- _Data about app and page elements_
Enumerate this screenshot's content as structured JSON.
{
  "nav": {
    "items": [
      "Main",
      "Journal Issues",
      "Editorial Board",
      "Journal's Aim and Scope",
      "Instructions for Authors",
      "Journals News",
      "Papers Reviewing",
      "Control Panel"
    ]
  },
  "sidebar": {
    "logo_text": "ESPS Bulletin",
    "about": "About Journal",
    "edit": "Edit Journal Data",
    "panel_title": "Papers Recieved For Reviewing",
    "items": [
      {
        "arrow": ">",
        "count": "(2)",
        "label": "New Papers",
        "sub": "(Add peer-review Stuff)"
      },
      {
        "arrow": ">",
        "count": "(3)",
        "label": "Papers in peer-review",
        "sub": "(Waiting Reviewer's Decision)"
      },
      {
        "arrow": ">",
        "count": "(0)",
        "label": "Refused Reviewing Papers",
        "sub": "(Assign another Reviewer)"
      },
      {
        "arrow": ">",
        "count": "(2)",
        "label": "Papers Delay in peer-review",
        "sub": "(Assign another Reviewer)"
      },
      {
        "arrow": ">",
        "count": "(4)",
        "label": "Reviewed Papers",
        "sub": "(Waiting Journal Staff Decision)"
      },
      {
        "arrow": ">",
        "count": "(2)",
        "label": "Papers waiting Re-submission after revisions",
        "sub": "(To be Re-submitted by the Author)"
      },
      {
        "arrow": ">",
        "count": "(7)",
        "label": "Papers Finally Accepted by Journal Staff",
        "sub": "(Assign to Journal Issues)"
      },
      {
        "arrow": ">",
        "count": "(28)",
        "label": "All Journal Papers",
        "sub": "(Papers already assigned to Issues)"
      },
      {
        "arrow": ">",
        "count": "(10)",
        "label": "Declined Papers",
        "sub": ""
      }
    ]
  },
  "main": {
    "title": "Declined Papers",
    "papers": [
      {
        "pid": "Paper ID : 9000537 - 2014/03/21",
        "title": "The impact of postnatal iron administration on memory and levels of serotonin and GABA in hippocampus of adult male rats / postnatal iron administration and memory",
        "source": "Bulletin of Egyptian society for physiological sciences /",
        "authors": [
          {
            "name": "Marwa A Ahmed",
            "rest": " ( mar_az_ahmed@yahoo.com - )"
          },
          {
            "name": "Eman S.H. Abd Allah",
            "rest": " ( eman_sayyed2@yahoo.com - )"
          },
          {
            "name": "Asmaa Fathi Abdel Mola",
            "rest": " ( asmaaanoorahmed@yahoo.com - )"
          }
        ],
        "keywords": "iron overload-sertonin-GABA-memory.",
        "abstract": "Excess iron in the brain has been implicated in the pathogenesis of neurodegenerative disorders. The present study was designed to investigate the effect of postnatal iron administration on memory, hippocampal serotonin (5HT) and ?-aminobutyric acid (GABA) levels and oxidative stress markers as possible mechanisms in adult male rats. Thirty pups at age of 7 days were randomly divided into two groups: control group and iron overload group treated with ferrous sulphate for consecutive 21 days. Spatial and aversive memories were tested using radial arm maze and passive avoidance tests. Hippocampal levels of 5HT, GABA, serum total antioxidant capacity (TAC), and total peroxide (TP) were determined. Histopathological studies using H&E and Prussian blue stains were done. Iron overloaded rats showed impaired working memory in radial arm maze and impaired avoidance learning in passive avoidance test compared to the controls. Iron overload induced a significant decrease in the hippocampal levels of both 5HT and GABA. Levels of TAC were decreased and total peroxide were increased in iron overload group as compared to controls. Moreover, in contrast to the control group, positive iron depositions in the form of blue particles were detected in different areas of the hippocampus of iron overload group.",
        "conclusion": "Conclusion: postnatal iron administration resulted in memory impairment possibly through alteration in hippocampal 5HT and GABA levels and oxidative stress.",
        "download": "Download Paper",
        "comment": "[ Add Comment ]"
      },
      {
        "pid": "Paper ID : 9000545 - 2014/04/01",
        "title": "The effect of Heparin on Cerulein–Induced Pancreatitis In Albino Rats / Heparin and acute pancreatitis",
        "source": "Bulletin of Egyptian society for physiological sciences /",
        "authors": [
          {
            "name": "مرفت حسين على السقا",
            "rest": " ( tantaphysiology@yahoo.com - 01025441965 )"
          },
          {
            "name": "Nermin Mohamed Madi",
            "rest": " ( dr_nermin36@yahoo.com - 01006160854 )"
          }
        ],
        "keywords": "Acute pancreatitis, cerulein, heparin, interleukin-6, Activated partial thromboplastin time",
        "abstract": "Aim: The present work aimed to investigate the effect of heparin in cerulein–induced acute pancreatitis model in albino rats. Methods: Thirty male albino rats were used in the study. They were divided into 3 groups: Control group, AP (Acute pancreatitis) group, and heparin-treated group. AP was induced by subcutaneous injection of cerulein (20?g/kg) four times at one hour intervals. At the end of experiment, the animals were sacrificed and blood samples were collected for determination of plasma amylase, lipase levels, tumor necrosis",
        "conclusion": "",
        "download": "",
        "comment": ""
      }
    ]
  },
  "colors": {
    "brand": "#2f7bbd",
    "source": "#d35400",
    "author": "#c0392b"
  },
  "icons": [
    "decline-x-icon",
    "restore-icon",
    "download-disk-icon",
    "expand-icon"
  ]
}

--

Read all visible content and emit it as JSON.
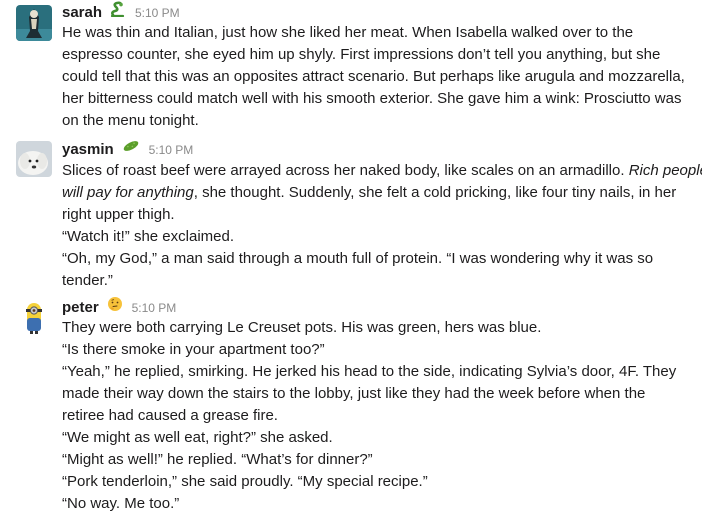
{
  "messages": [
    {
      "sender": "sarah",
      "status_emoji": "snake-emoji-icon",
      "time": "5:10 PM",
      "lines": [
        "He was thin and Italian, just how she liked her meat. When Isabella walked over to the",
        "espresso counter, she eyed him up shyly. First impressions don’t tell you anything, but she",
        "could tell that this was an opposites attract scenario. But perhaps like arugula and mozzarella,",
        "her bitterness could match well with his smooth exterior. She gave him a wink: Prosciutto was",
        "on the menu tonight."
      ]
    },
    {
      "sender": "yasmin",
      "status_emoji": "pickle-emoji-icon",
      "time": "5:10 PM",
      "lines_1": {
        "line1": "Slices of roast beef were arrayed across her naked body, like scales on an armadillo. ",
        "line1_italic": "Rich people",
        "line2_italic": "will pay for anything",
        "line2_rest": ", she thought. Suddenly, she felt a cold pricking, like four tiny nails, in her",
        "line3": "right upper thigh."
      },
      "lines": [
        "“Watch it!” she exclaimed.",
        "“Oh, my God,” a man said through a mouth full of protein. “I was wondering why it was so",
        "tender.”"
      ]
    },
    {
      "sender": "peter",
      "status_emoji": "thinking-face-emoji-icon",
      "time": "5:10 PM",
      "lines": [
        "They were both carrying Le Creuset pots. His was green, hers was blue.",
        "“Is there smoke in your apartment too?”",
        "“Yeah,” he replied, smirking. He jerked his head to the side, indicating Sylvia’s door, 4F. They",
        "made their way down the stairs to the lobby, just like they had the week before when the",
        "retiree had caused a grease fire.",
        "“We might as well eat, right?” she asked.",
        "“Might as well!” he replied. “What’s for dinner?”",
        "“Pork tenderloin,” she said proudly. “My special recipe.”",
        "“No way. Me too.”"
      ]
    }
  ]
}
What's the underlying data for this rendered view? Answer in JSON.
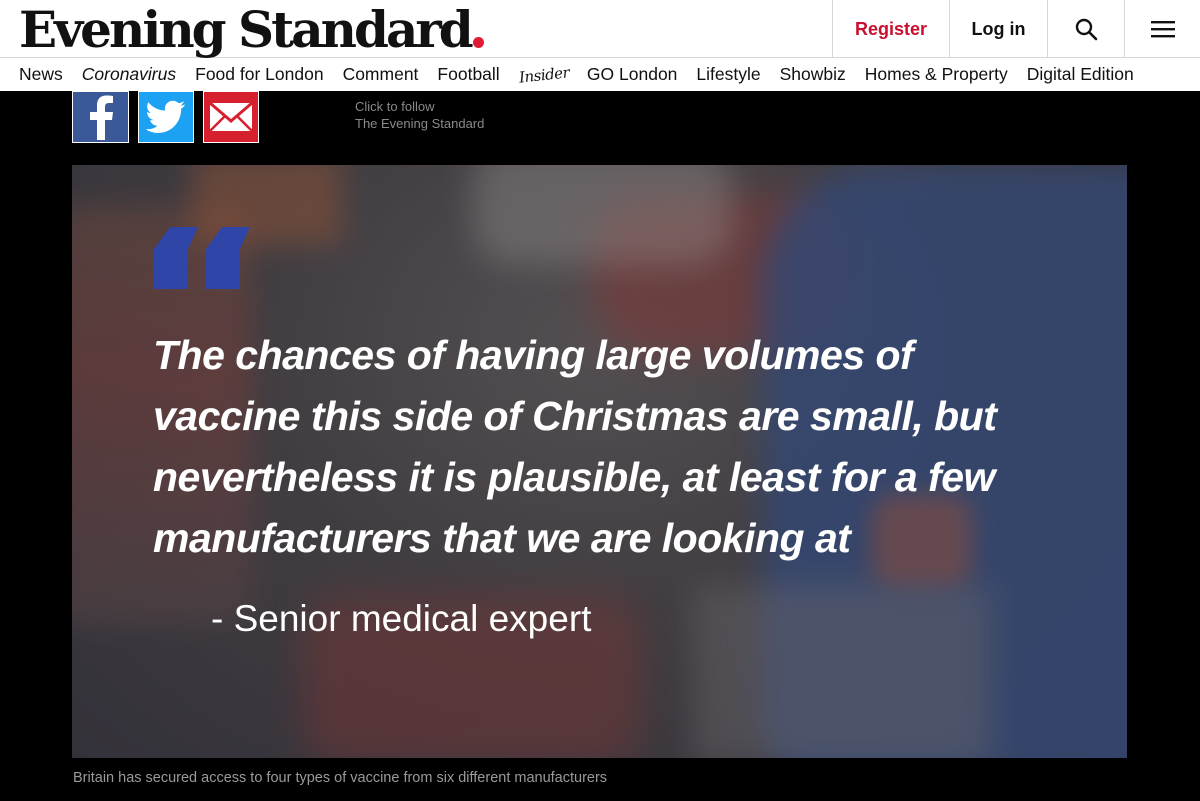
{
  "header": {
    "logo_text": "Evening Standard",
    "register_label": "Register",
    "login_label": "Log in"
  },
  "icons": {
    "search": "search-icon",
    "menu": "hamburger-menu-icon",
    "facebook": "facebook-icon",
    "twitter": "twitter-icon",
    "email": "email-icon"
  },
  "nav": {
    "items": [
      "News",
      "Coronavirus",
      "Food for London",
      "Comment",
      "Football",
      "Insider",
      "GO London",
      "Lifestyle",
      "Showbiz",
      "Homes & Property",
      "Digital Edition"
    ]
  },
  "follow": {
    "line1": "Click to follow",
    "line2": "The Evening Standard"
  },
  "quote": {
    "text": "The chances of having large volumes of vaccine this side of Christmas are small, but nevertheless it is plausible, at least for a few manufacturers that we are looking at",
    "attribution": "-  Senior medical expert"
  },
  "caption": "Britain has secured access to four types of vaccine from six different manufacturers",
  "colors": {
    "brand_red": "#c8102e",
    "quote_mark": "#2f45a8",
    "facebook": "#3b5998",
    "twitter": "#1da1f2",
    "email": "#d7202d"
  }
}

...

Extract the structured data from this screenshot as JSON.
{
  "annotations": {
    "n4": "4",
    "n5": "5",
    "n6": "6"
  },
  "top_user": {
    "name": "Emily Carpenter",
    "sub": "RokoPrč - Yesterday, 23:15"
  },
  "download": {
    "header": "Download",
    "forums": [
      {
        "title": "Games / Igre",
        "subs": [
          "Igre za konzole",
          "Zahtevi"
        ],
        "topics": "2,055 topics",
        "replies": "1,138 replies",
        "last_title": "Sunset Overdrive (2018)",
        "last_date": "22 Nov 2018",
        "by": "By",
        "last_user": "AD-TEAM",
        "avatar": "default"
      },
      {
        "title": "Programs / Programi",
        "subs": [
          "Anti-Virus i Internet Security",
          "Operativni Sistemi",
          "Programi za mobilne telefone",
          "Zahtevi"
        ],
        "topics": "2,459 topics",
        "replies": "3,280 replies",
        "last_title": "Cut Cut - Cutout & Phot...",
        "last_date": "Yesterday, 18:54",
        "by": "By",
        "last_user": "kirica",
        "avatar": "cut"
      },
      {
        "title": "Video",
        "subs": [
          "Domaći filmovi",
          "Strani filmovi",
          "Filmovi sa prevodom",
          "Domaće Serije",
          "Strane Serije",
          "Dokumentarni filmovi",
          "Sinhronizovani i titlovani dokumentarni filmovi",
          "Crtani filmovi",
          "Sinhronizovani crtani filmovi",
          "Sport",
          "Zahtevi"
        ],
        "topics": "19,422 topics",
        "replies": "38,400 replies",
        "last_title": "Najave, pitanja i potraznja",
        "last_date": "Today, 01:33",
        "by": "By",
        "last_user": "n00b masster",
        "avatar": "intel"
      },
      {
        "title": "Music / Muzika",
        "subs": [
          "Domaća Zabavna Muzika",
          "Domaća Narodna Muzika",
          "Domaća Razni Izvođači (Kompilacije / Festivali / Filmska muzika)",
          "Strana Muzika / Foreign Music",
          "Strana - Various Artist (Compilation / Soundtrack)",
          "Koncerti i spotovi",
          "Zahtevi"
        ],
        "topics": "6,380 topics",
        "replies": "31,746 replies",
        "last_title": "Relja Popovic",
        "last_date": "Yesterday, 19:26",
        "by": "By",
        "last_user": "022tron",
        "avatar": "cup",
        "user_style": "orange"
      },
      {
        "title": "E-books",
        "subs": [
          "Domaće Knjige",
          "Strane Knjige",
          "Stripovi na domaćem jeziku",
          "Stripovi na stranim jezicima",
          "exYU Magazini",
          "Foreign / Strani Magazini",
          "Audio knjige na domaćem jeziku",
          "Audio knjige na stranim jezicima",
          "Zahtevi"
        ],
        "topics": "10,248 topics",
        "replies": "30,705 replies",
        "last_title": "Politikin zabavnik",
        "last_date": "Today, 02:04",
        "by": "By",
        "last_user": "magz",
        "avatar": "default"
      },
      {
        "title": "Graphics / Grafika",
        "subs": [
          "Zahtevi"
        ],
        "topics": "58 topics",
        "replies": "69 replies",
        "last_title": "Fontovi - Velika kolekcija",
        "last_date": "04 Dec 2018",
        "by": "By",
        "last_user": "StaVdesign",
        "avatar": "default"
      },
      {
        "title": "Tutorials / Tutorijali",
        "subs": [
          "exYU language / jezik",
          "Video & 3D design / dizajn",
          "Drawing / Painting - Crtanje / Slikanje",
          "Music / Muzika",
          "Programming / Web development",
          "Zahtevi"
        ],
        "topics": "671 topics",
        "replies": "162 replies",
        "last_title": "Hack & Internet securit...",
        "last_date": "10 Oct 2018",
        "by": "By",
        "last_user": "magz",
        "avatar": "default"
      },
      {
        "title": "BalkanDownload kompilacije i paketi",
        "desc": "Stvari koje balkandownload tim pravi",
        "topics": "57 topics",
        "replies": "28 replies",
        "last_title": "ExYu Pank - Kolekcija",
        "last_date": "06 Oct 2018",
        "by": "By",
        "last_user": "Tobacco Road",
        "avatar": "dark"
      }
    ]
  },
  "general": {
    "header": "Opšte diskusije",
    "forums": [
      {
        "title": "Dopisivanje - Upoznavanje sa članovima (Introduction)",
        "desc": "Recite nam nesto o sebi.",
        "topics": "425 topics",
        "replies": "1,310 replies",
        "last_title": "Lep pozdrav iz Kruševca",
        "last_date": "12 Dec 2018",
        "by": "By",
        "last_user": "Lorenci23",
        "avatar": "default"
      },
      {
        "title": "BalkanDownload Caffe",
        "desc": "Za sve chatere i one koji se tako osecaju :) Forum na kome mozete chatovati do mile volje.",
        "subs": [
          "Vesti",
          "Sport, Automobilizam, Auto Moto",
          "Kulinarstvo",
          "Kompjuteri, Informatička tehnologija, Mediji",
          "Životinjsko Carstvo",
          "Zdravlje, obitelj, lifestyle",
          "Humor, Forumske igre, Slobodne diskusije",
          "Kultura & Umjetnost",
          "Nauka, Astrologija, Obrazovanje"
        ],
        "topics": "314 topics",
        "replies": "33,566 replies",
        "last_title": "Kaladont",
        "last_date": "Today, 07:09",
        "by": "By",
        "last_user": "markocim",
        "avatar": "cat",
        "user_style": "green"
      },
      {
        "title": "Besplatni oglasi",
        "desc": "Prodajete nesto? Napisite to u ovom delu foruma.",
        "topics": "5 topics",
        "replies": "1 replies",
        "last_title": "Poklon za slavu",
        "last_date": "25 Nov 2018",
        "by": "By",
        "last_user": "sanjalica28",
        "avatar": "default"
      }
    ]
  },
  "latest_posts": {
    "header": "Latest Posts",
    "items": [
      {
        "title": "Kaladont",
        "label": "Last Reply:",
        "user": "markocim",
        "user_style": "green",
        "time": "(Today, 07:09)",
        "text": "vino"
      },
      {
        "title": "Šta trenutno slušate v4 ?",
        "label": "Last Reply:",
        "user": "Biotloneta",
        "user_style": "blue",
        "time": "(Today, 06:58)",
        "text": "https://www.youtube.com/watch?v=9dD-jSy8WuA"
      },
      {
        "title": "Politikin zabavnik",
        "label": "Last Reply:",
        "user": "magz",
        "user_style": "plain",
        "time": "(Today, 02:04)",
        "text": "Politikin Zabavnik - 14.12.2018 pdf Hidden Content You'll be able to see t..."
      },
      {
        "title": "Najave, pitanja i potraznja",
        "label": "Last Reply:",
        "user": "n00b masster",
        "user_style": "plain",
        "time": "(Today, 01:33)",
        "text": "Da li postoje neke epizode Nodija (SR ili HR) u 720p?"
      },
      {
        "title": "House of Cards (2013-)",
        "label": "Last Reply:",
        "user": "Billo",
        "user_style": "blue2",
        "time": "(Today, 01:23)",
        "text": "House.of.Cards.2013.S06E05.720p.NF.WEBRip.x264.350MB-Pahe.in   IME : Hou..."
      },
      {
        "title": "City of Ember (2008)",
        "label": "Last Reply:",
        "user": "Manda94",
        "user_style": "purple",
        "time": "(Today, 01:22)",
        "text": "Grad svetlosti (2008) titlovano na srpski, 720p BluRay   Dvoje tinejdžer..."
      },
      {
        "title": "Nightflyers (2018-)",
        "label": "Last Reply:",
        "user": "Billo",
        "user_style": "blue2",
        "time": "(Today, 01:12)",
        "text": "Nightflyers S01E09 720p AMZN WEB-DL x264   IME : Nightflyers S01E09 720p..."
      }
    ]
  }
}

- _Problem statement_
List the lines of the entries that include "keywords".

- _Output below_
        "keywords": "iron overload-sertonin-GABA-memory.",
        "keywords": "Acute pancreatitis, cerulein, heparin, interleukin-6, Activated partial thromboplastin time",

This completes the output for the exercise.